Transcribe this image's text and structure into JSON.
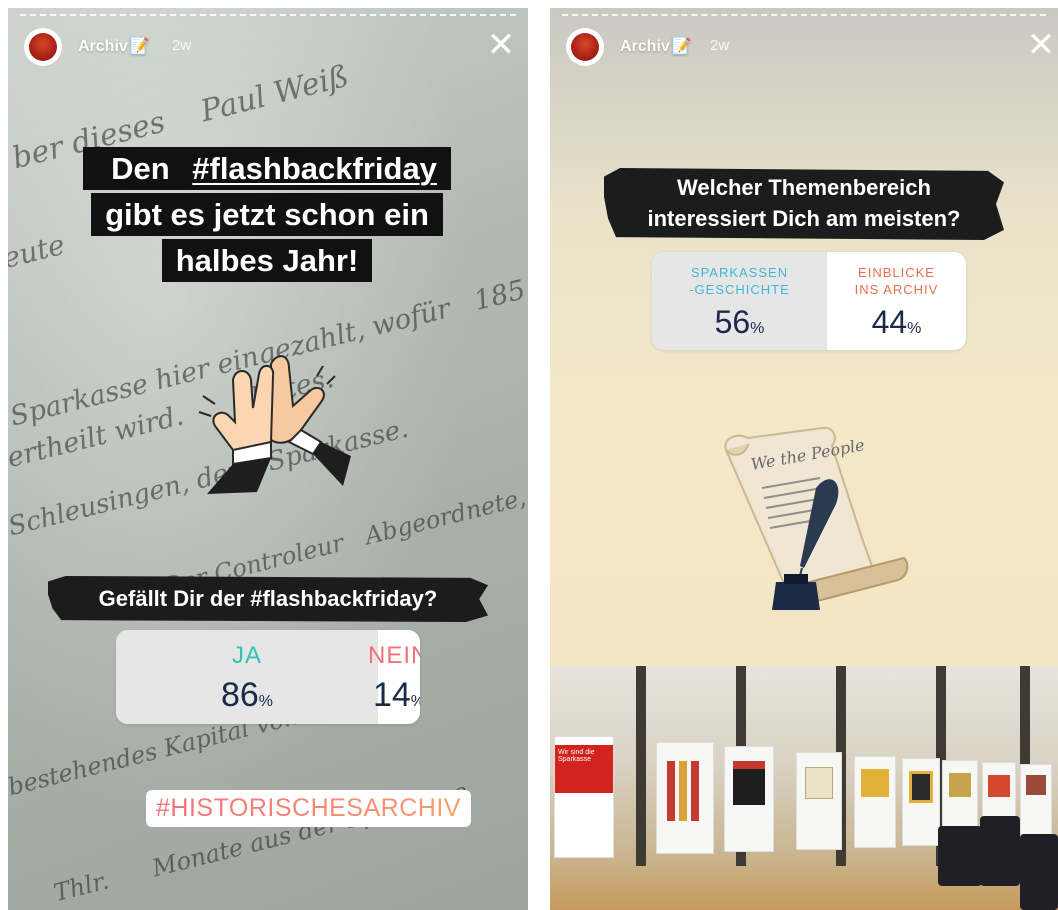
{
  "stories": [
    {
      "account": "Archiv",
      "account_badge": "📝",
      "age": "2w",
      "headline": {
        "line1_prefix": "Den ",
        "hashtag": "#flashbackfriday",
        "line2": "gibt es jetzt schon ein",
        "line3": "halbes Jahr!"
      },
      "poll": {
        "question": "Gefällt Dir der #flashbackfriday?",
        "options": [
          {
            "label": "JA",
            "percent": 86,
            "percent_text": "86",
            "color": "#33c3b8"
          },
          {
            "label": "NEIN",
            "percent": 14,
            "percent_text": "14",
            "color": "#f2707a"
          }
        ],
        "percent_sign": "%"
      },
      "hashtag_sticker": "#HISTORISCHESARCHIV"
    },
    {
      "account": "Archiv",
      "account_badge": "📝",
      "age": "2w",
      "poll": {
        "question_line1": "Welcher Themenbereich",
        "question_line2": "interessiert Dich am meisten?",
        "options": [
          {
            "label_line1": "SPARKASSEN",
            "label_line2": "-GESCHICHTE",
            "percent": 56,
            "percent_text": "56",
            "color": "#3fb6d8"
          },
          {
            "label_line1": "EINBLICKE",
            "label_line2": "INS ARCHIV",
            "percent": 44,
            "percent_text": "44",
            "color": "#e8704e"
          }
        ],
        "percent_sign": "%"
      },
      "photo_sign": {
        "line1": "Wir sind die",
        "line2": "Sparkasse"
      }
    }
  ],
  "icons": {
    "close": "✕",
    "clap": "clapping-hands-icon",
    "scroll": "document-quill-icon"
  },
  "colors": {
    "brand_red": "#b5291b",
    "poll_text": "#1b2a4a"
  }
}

> [PROBLEM DESCRIPTION] Your copy of the data above should match it exactly, except that pictures are left out.

> [RESPONSE TO THIS TASK]
Transcribe this image's text and structure into JSON.
{
  "stories": [
    {
      "account": "Archiv",
      "account_badge": "📝",
      "age": "2w",
      "headline": {
        "line1_prefix": "Den ",
        "hashtag": "#flashbackfriday",
        "line2": "gibt es jetzt schon ein",
        "line3": "halbes Jahr!"
      },
      "poll": {
        "question": "Gefällt Dir der #flashbackfriday?",
        "options": [
          {
            "label": "JA",
            "percent": 86,
            "percent_text": "86",
            "color": "#33c3b8"
          },
          {
            "label": "NEIN",
            "percent": 14,
            "percent_text": "14",
            "color": "#f2707a"
          }
        ],
        "percent_sign": "%"
      },
      "hashtag_sticker": "#HISTORISCHESARCHIV"
    },
    {
      "account": "Archiv",
      "account_badge": "📝",
      "age": "2w",
      "poll": {
        "question_line1": "Welcher Themenbereich",
        "question_line2": "interessiert Dich am meisten?",
        "options": [
          {
            "label_line1": "SPARKASSEN",
            "label_line2": "-GESCHICHTE",
            "percent": 56,
            "percent_text": "56",
            "color": "#3fb6d8"
          },
          {
            "label_line1": "EINBLICKE",
            "label_line2": "INS ARCHIV",
            "percent": 44,
            "percent_text": "44",
            "color": "#e8704e"
          }
        ],
        "percent_sign": "%"
      },
      "photo_sign": {
        "line1": "Wir sind die",
        "line2": "Sparkasse"
      }
    }
  ],
  "icons": {
    "close": "✕",
    "clap": "clapping-hands-icon",
    "scroll": "document-quill-icon"
  },
  "colors": {
    "brand_red": "#b5291b",
    "poll_text": "#1b2a4a"
  }
}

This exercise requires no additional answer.